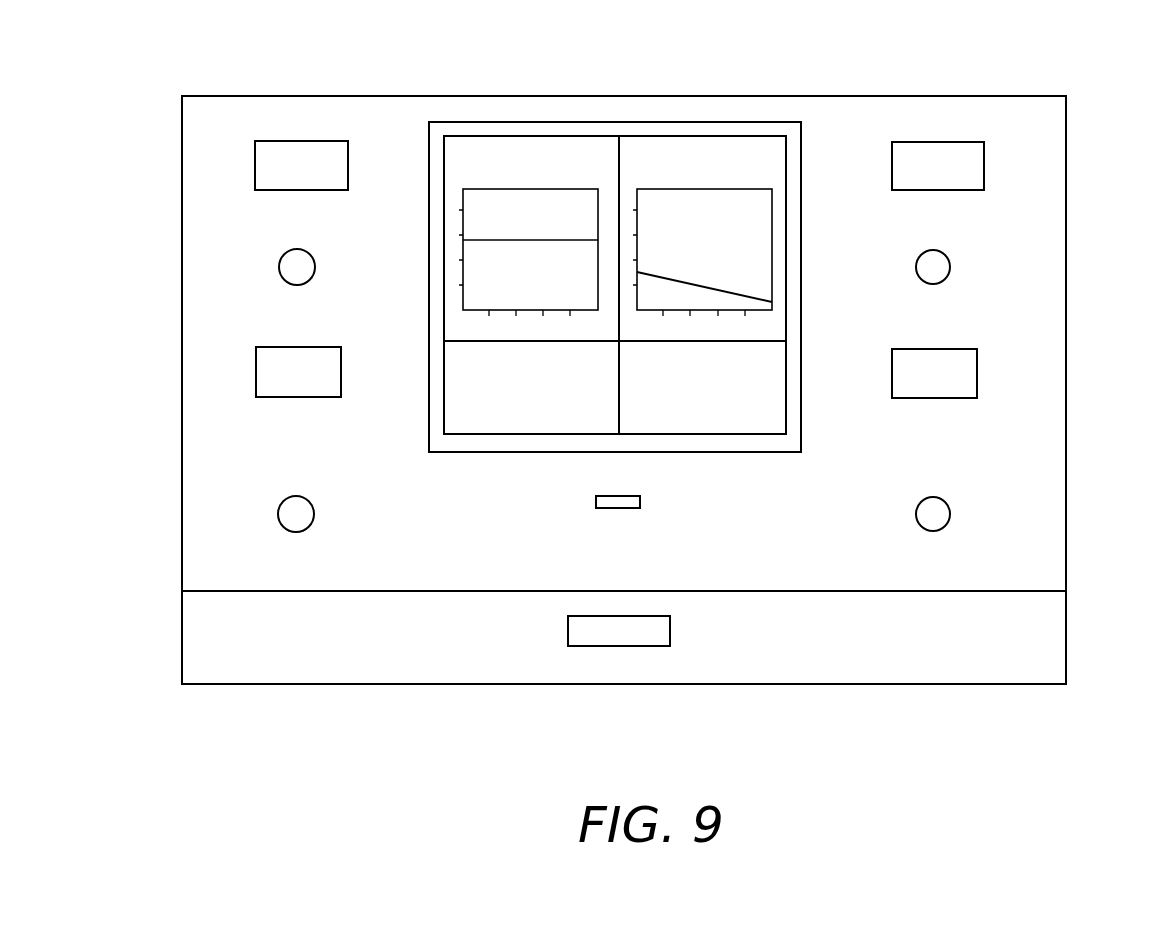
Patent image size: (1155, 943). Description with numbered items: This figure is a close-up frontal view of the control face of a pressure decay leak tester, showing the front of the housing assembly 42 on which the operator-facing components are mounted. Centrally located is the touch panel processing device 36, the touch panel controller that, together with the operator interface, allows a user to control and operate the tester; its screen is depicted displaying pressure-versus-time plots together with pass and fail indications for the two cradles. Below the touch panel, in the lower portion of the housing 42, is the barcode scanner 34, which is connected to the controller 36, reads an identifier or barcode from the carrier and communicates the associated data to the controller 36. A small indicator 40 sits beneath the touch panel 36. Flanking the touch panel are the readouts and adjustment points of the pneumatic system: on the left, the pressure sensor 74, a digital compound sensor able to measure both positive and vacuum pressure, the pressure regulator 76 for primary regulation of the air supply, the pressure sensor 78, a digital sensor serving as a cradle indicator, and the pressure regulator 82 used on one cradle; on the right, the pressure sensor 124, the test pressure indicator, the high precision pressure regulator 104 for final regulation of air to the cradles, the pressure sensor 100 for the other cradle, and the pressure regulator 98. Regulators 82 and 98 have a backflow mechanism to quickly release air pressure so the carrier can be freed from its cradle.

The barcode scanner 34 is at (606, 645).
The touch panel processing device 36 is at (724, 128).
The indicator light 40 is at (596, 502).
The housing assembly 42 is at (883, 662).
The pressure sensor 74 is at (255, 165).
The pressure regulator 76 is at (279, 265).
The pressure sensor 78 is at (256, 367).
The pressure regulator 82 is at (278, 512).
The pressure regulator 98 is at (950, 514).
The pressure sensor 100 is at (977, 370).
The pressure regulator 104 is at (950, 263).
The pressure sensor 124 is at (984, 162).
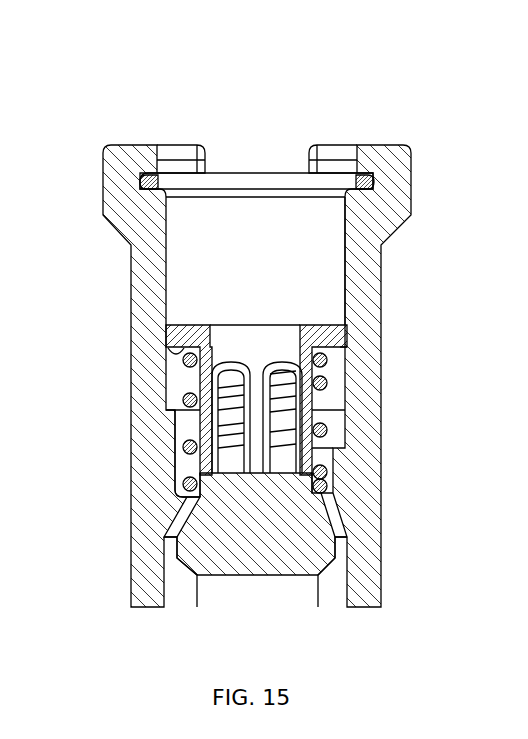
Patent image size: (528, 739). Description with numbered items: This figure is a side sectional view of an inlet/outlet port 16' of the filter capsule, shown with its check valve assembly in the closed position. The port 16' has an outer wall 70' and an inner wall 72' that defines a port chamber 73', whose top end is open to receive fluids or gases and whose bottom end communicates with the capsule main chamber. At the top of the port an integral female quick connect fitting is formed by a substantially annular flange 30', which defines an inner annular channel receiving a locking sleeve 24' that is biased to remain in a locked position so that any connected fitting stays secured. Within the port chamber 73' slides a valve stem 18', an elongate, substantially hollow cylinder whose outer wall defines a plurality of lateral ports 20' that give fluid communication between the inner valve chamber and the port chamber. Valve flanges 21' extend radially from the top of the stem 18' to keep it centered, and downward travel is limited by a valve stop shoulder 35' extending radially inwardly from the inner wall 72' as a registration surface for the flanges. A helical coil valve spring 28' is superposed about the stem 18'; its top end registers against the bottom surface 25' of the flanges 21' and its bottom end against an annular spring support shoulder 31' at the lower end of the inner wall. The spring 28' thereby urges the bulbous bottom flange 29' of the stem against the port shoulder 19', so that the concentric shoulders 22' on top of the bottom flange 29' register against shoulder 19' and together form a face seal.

◆ Goal of the exercise
Arrange the stretch of rows above, from the start through the line containing "The pressure sensor 124 is at (984, 162).", as a JSON list of strings with one string per line. Leave out blank lines and the pictures.

◆ Completed exercise
[
  "Patent image size: (1155, 943). Description with numbered items: This figure is a close-up frontal view of the control face of a pressure decay leak tester, showing the front of the housing assembly 42 on which the operator-facing components are mounted. Centrally located is the touch panel processing device 36, the touch panel controller that, together with the operator interface, allows a user to control and operate the tester; its screen is depicted displaying pressure-versus-time plots together with pass and fail indications for the two cradles. Below the touch panel, in the lower portion of the housing 42, is the barcode scanner 34, which is connected to the controller 36, reads an identifier or barcode from the carrier and communicates the associated data to the controller 36. A small indicator 40 sits beneath the touch panel 36. Flanking the touch panel are the readouts and adjustment points of the pneumatic system: on the left, the pressure sensor 74, a digital compound sensor able to measure both positive and vacuum pressure, the pressure regulator 76 for primary regulation of the air supply, the pressure sensor 78, a digital sensor serving as a cradle indicator, and the pressure regulator 82 used on one cradle; on the right, the pressure sensor 124, the test pressure indicator, the high precision pressure regulator 104 for final regulation of air to the cradles, the pressure sensor 100 for the other cradle, and the pressure regulator 98. Regulators 82 and 98 have a backflow mechanism to quickly release air pressure so the carrier can be freed from its cradle.",
  "The barcode scanner 34 is at (606, 645).",
  "The touch panel processing device 36 is at (724, 128).",
  "The indicator light 40 is at (596, 502).",
  "The housing assembly 42 is at (883, 662).",
  "The pressure sensor 74 is at (255, 165).",
  "The pressure regulator 76 is at (279, 265).",
  "The pressure sensor 78 is at (256, 367).",
  "The pressure regulator 82 is at (278, 512).",
  "The pressure regulator 98 is at (950, 514).",
  "The pressure sensor 100 is at (977, 370).",
  "The pressure regulator 104 is at (950, 263).",
  "The pressure sensor 124 is at (984, 162)."
]